■ EXERCISE AIM ■
Count how many lines of the data include "case". The answer is that number and nothing else.
[start of DATA TO USE]
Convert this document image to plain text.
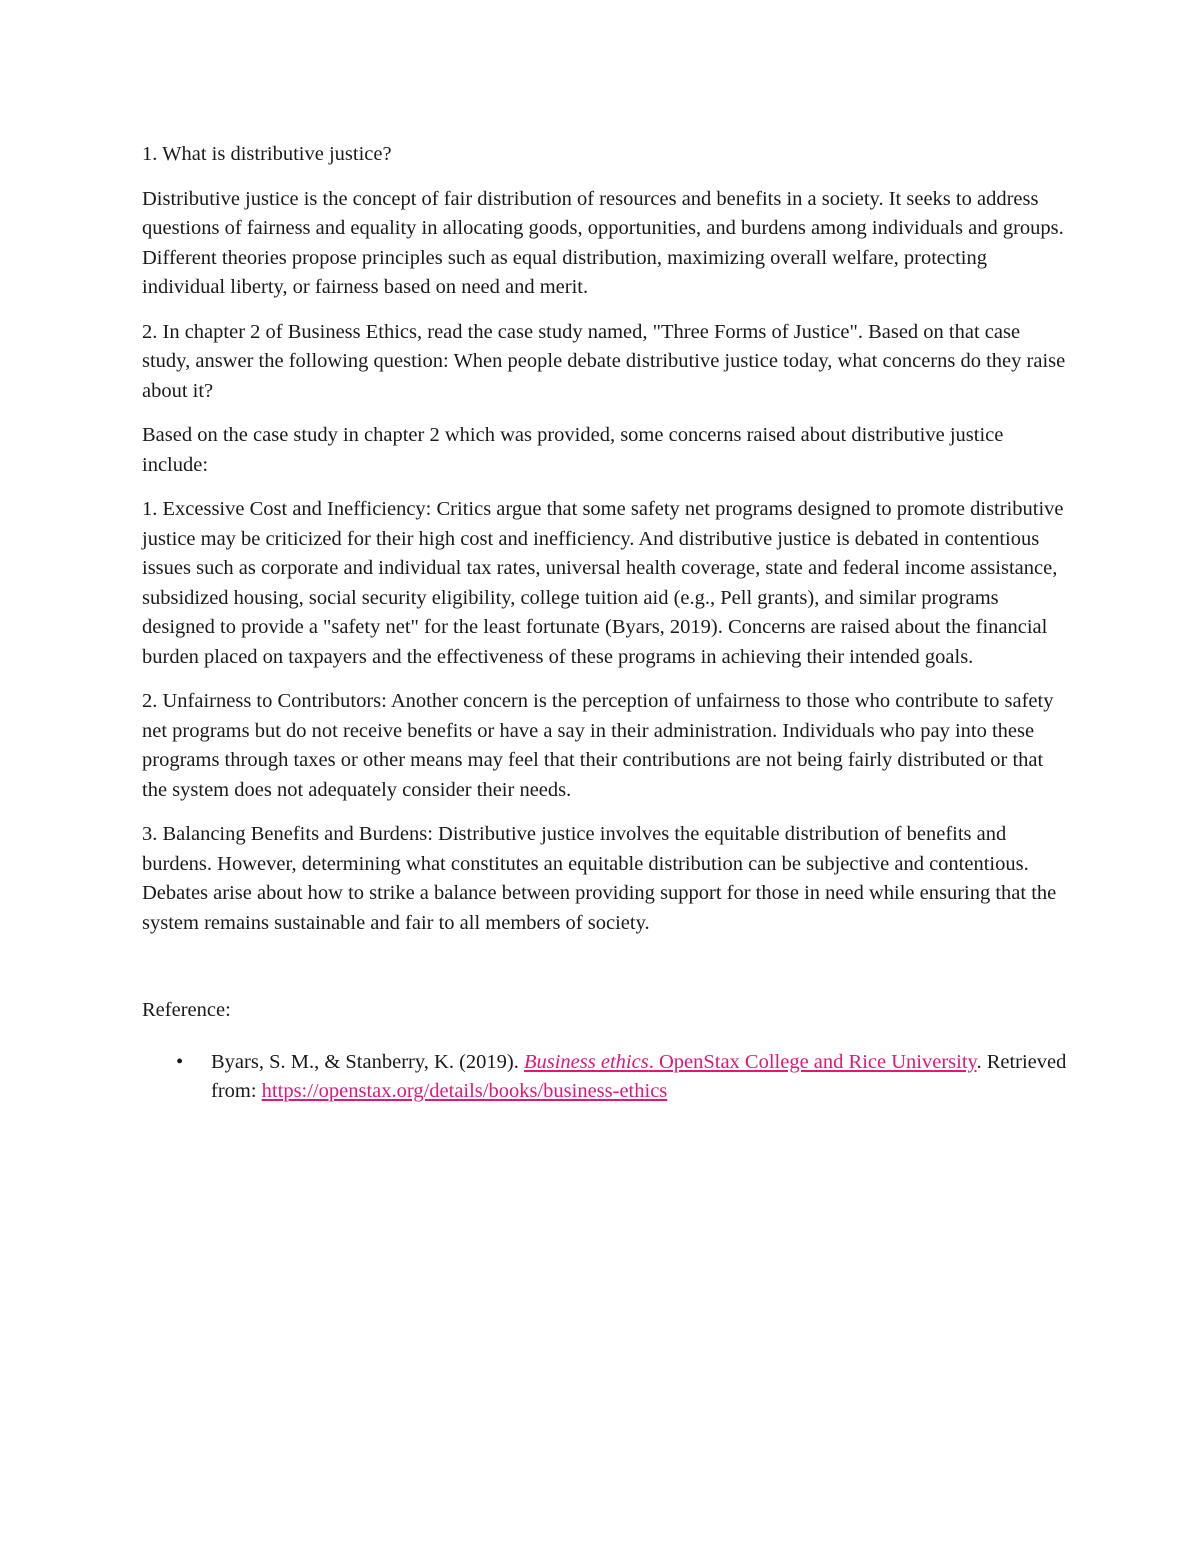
1. What is distributive justice?

Distributive justice is the concept of fair distribution of resources and benefits in a society. It seeks to address questions of fairness and equality in allocating goods, opportunities, and burdens among individuals and groups. Different theories propose principles such as equal distribution, maximizing overall welfare, protecting individual liberty, or fairness based on need and merit.

2. In chapter 2 of Business Ethics, read the case study named, "Three Forms of Justice". Based on that case study, answer the following question: When people debate distributive justice today, what concerns do they raise about it?

Based on the case study in chapter 2 which was provided, some concerns raised about distributive justice include:

1. Excessive Cost and Inefficiency: Critics argue that some safety net programs designed to promote distributive justice may be criticized for their high cost and inefficiency. And distributive justice is debated in contentious issues such as corporate and individual tax rates, universal health coverage, state and federal income assistance, subsidized housing, social security eligibility, college tuition aid (e.g., Pell grants), and similar programs designed to provide a "safety net" for the least fortunate (Byars, 2019). Concerns are raised about the financial burden placed on taxpayers and the effectiveness of these programs in achieving their intended goals.

2. Unfairness to Contributors: Another concern is the perception of unfairness to those who contribute to safety net programs but do not receive benefits or have a say in their administration. Individuals who pay into these programs through taxes or other means may feel that their contributions are not being fairly distributed or that the system does not adequately consider their needs.

3. Balancing Benefits and Burdens: Distributive justice involves the equitable distribution of benefits and burdens. However, determining what constitutes an equitable distribution can be subjective and contentious. Debates arise about how to strike a balance between providing support for those in need while ensuring that the system remains sustainable and fair to all members of society.

Reference:

• Byars, S. M., & Stanberry, K. (2019). Business ethics. OpenStax College and Rice University. Retrieved from: https://openstax.org/details/books/business-ethics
[end of DATA TO USE]
■ WORKED SOLUTION ■
2